╭─ Material to process
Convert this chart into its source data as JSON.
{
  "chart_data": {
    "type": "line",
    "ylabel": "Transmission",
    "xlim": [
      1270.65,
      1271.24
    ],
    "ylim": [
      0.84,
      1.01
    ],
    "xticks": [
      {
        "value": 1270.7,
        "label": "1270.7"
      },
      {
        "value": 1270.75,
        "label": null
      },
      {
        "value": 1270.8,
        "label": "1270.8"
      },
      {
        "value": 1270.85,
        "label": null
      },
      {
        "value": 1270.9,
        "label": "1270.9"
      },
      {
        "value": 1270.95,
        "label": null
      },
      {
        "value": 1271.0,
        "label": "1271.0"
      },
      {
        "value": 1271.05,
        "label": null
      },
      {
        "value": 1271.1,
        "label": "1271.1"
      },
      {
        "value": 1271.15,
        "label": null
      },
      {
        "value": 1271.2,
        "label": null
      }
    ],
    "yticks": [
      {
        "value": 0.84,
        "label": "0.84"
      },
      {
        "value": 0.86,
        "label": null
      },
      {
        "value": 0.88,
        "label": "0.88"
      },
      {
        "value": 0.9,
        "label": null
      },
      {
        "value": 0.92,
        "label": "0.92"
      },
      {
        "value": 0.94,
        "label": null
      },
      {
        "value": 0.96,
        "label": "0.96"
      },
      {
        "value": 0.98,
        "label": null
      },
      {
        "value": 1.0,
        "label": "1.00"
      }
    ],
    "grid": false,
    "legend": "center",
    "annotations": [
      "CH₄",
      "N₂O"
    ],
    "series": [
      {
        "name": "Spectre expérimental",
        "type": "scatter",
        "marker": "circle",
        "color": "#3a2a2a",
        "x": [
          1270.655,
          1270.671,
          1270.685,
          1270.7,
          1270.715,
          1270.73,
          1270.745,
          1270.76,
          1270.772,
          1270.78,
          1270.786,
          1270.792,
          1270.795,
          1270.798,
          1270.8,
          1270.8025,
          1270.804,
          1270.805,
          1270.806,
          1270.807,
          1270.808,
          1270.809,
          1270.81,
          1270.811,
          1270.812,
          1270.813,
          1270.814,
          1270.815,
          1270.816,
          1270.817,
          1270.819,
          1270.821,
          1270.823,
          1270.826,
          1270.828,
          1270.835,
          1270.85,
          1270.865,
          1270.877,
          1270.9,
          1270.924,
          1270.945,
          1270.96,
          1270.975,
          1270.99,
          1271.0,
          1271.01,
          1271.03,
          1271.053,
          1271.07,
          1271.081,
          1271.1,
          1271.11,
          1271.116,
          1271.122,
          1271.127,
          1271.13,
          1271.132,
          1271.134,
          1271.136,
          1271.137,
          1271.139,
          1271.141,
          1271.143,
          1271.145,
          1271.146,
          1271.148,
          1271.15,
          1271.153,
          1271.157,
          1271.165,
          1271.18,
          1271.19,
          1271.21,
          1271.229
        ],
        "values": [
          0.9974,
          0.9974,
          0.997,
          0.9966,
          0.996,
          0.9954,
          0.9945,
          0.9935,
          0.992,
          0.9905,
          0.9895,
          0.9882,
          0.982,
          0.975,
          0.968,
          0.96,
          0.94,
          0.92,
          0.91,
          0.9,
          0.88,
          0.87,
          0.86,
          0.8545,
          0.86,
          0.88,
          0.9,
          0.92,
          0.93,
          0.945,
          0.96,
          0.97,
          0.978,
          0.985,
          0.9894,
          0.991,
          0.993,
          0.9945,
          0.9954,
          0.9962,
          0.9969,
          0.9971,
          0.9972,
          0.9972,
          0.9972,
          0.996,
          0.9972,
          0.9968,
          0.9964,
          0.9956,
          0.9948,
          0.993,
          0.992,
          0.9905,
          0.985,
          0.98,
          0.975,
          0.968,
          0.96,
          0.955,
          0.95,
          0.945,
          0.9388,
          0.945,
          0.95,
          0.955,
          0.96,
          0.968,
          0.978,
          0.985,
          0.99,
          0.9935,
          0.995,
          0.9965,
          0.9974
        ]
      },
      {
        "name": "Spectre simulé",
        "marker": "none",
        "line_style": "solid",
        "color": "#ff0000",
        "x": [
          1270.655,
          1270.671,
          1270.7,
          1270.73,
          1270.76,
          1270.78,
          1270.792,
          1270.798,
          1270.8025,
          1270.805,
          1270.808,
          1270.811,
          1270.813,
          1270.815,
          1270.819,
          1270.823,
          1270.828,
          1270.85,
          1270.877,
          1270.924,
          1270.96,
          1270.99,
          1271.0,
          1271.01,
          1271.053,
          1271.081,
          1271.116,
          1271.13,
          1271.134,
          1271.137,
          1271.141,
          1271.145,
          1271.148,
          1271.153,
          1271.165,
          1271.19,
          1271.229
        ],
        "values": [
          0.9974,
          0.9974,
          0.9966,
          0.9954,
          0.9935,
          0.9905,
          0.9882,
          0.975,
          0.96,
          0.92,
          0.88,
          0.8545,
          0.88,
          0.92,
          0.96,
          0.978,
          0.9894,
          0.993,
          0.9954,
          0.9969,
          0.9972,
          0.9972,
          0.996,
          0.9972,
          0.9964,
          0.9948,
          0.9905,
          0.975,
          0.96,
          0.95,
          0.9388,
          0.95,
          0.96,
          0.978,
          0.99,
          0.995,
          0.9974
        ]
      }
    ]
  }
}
╰─
**Brief:** Your task is to repeat every line exactly.

**Result:**
Convert this chart into its source data as JSON.
{
  "chart_data": {
    "type": "line",
    "ylabel": "Transmission",
    "xlim": [
      1270.65,
      1271.24
    ],
    "ylim": [
      0.84,
      1.01
    ],
    "xticks": [
      {
        "value": 1270.7,
        "label": "1270.7"
      },
      {
        "value": 1270.75,
        "label": null
      },
      {
        "value": 1270.8,
        "label": "1270.8"
      },
      {
        "value": 1270.85,
        "label": null
      },
      {
        "value": 1270.9,
        "label": "1270.9"
      },
      {
        "value": 1270.95,
        "label": null
      },
      {
        "value": 1271.0,
        "label": "1271.0"
      },
      {
        "value": 1271.05,
        "label": null
      },
      {
        "value": 1271.1,
        "label": "1271.1"
      },
      {
        "value": 1271.15,
        "label": null
      },
      {
        "value": 1271.2,
        "label": null
      }
    ],
    "yticks": [
      {
        "value": 0.84,
        "label": "0.84"
      },
      {
        "value": 0.86,
        "label": null
      },
      {
        "value": 0.88,
        "label": "0.88"
      },
      {
        "value": 0.9,
        "label": null
      },
      {
        "value": 0.92,
        "label": "0.92"
      },
      {
        "value": 0.94,
        "label": null
      },
      {
        "value": 0.96,
        "label": "0.96"
      },
      {
        "value": 0.98,
        "label": null
      },
      {
        "value": 1.0,
        "label": "1.00"
      }
    ],
    "grid": false,
    "legend": "center",
    "annotations": [
      "CH₄",
      "N₂O"
    ],
    "series": [
      {
        "name": "Spectre expérimental",
        "type": "scatter",
        "marker": "circle",
        "color": "#3a2a2a",
        "x": [
          1270.655,
          1270.671,
          1270.685,
          1270.7,
          1270.715,
          1270.73,
          1270.745,
          1270.76,
          1270.772,
          1270.78,
          1270.786,
          1270.792,
          1270.795,
          1270.798,
          1270.8,
          1270.8025,
          1270.804,
          1270.805,
          1270.806,
          1270.807,
          1270.808,
          1270.809,
          1270.81,
          1270.811,
          1270.812,
          1270.813,
          1270.814,
          1270.815,
          1270.816,
          1270.817,
          1270.819,
          1270.821,
          1270.823,
          1270.826,
          1270.828,
          1270.835,
          1270.85,
          1270.865,
          1270.877,
          1270.9,
          1270.924,
          1270.945,
          1270.96,
          1270.975,
          1270.99,
          1271.0,
          1271.01,
          1271.03,
          1271.053,
          1271.07,
          1271.081,
          1271.1,
          1271.11,
          1271.116,
          1271.122,
          1271.127,
          1271.13,
          1271.132,
          1271.134,
          1271.136,
          1271.137,
          1271.139,
          1271.141,
          1271.143,
          1271.145,
          1271.146,
          1271.148,
          1271.15,
          1271.153,
          1271.157,
          1271.165,
          1271.18,
          1271.19,
          1271.21,
          1271.229
        ],
        "values": [
          0.9974,
          0.9974,
          0.997,
          0.9966,
          0.996,
          0.9954,
          0.9945,
          0.9935,
          0.992,
          0.9905,
          0.9895,
          0.9882,
          0.982,
          0.975,
          0.968,
          0.96,
          0.94,
          0.92,
          0.91,
          0.9,
          0.88,
          0.87,
          0.86,
          0.8545,
          0.86,
          0.88,
          0.9,
          0.92,
          0.93,
          0.945,
          0.96,
          0.97,
          0.978,
          0.985,
          0.9894,
          0.991,
          0.993,
          0.9945,
          0.9954,
          0.9962,
          0.9969,
          0.9971,
          0.9972,
          0.9972,
          0.9972,
          0.996,
          0.9972,
          0.9968,
          0.9964,
          0.9956,
          0.9948,
          0.993,
          0.992,
          0.9905,
          0.985,
          0.98,
          0.975,
          0.968,
          0.96,
          0.955,
          0.95,
          0.945,
          0.9388,
          0.945,
          0.95,
          0.955,
          0.96,
          0.968,
          0.978,
          0.985,
          0.99,
          0.9935,
          0.995,
          0.9965,
          0.9974
        ]
      },
      {
        "name": "Spectre simulé",
        "marker": "none",
        "line_style": "solid",
        "color": "#ff0000",
        "x": [
          1270.655,
          1270.671,
          1270.7,
          1270.73,
          1270.76,
          1270.78,
          1270.792,
          1270.798,
          1270.8025,
          1270.805,
          1270.808,
          1270.811,
          1270.813,
          1270.815,
          1270.819,
          1270.823,
          1270.828,
          1270.85,
          1270.877,
          1270.924,
          1270.96,
          1270.99,
          1271.0,
          1271.01,
          1271.053,
          1271.081,
          1271.116,
          1271.13,
          1271.134,
          1271.137,
          1271.141,
          1271.145,
          1271.148,
          1271.153,
          1271.165,
          1271.19,
          1271.229
        ],
        "values": [
          0.9974,
          0.9974,
          0.9966,
          0.9954,
          0.9935,
          0.9905,
          0.9882,
          0.975,
          0.96,
          0.92,
          0.88,
          0.8545,
          0.88,
          0.92,
          0.96,
          0.978,
          0.9894,
          0.993,
          0.9954,
          0.9969,
          0.9972,
          0.9972,
          0.996,
          0.9972,
          0.9964,
          0.9948,
          0.9905,
          0.975,
          0.96,
          0.95,
          0.9388,
          0.95,
          0.96,
          0.978,
          0.99,
          0.995,
          0.9974
        ]
      }
    ]
  }
}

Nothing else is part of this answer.